> **Instructions to follow**
Reproduce the data below in full and exclude every picture.

> **Extracted data**

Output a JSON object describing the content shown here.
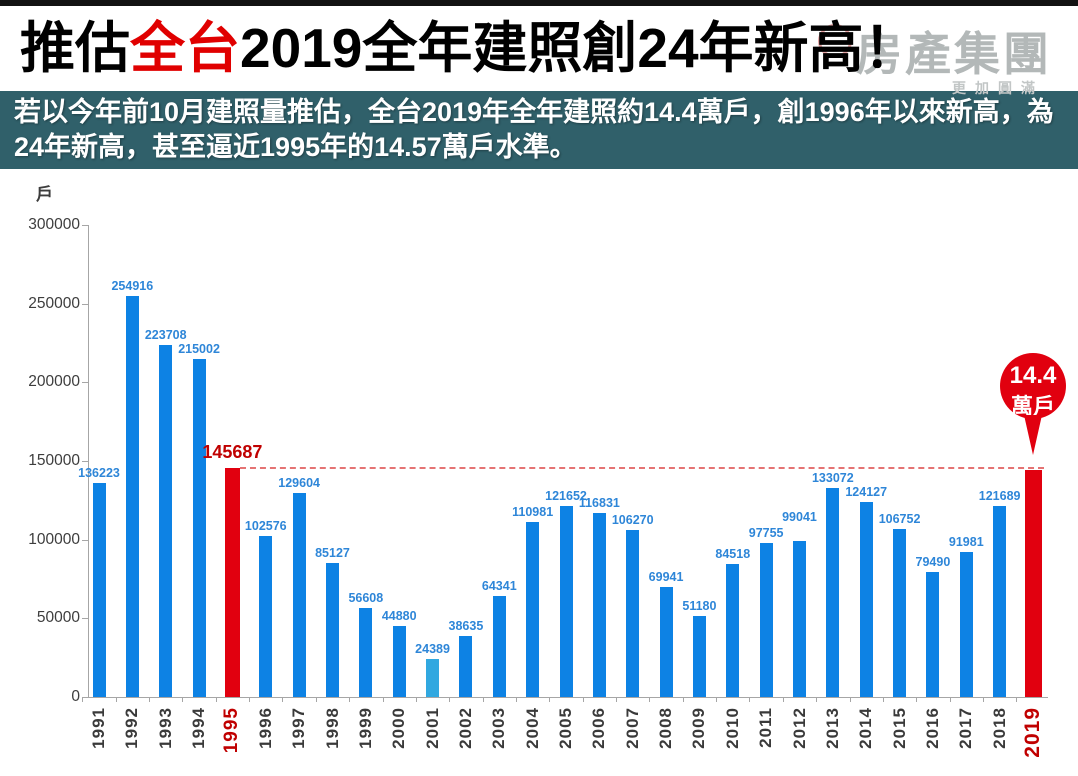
{
  "header": {
    "title_prefix": "推估",
    "title_highlight": "全台",
    "title_suffix": "2019全年建照創24年新高！",
    "watermark": {
      "main": "房產集團",
      "tagline": "更加圓滿"
    }
  },
  "subtitle": {
    "text": "若以今年前10月建照量推估，全台2019年全年建照約14.4萬戶，創1996年以來新高，為24年新高，甚至逼近1995年的14.57萬戶水準。"
  },
  "chart_data": {
    "type": "bar",
    "title": "",
    "xlabel": "",
    "ylabel": "戶",
    "unit_label": "戶",
    "ylim": [
      0,
      300000
    ],
    "yticks": [
      0,
      50000,
      100000,
      150000,
      200000,
      250000,
      300000
    ],
    "grid": false,
    "legend": false,
    "categories": [
      "1991",
      "1992",
      "1993",
      "1994",
      "1995",
      "1996",
      "1997",
      "1998",
      "1999",
      "2000",
      "2001",
      "2002",
      "2003",
      "2004",
      "2005",
      "2006",
      "2007",
      "2008",
      "2009",
      "2010",
      "2011",
      "2012",
      "2013",
      "2014",
      "2015",
      "2016",
      "2017",
      "2018",
      "2019"
    ],
    "values": [
      136223,
      254916,
      223708,
      215002,
      145687,
      102576,
      129604,
      85127,
      56608,
      44880,
      24389,
      38635,
      64341,
      110981,
      121652,
      116831,
      106270,
      69941,
      51180,
      84518,
      97755,
      99041,
      133072,
      124127,
      106752,
      79490,
      91981,
      121689,
      144000
    ],
    "highlighted_categories": [
      "1995",
      "2019"
    ],
    "light_category": "2001",
    "reference_line": {
      "category": "1995",
      "value": 145687,
      "label": "145687",
      "style": "dashed"
    },
    "callout": {
      "category": "2019",
      "line1": "14.4",
      "line2": "萬戶",
      "text": "14.4萬戶",
      "estimated_value": 144000
    },
    "colors": {
      "bar": "#0d82e4",
      "bar_light": "#31a8e0",
      "highlight": "#e1000f",
      "value_label": "#2e86d8",
      "reference_label": "#c00000",
      "reference_line": "#e57373",
      "axis": "#a6a6a6",
      "tick_text": "#3d3d3d",
      "subtitle_bg": "#30606a",
      "title_highlight": "#e00000"
    }
  }
}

> **Response for this exercise**
Output a JSON object describing the content shown here.
{
  "header": {
    "title_prefix": "推估",
    "title_highlight": "全台",
    "title_suffix": "2019全年建照創24年新高！",
    "watermark": {
      "main": "房產集團",
      "tagline": "更加圓滿"
    }
  },
  "subtitle": {
    "text": "若以今年前10月建照量推估，全台2019年全年建照約14.4萬戶，創1996年以來新高，為24年新高，甚至逼近1995年的14.57萬戶水準。"
  },
  "chart_data": {
    "type": "bar",
    "title": "",
    "xlabel": "",
    "ylabel": "戶",
    "unit_label": "戶",
    "ylim": [
      0,
      300000
    ],
    "yticks": [
      0,
      50000,
      100000,
      150000,
      200000,
      250000,
      300000
    ],
    "grid": false,
    "legend": false,
    "categories": [
      "1991",
      "1992",
      "1993",
      "1994",
      "1995",
      "1996",
      "1997",
      "1998",
      "1999",
      "2000",
      "2001",
      "2002",
      "2003",
      "2004",
      "2005",
      "2006",
      "2007",
      "2008",
      "2009",
      "2010",
      "2011",
      "2012",
      "2013",
      "2014",
      "2015",
      "2016",
      "2017",
      "2018",
      "2019"
    ],
    "values": [
      136223,
      254916,
      223708,
      215002,
      145687,
      102576,
      129604,
      85127,
      56608,
      44880,
      24389,
      38635,
      64341,
      110981,
      121652,
      116831,
      106270,
      69941,
      51180,
      84518,
      97755,
      99041,
      133072,
      124127,
      106752,
      79490,
      91981,
      121689,
      144000
    ],
    "highlighted_categories": [
      "1995",
      "2019"
    ],
    "light_category": "2001",
    "reference_line": {
      "category": "1995",
      "value": 145687,
      "label": "145687",
      "style": "dashed"
    },
    "callout": {
      "category": "2019",
      "line1": "14.4",
      "line2": "萬戶",
      "text": "14.4萬戶",
      "estimated_value": 144000
    },
    "colors": {
      "bar": "#0d82e4",
      "bar_light": "#31a8e0",
      "highlight": "#e1000f",
      "value_label": "#2e86d8",
      "reference_label": "#c00000",
      "reference_line": "#e57373",
      "axis": "#a6a6a6",
      "tick_text": "#3d3d3d",
      "subtitle_bg": "#30606a",
      "title_highlight": "#e00000"
    }
  }
}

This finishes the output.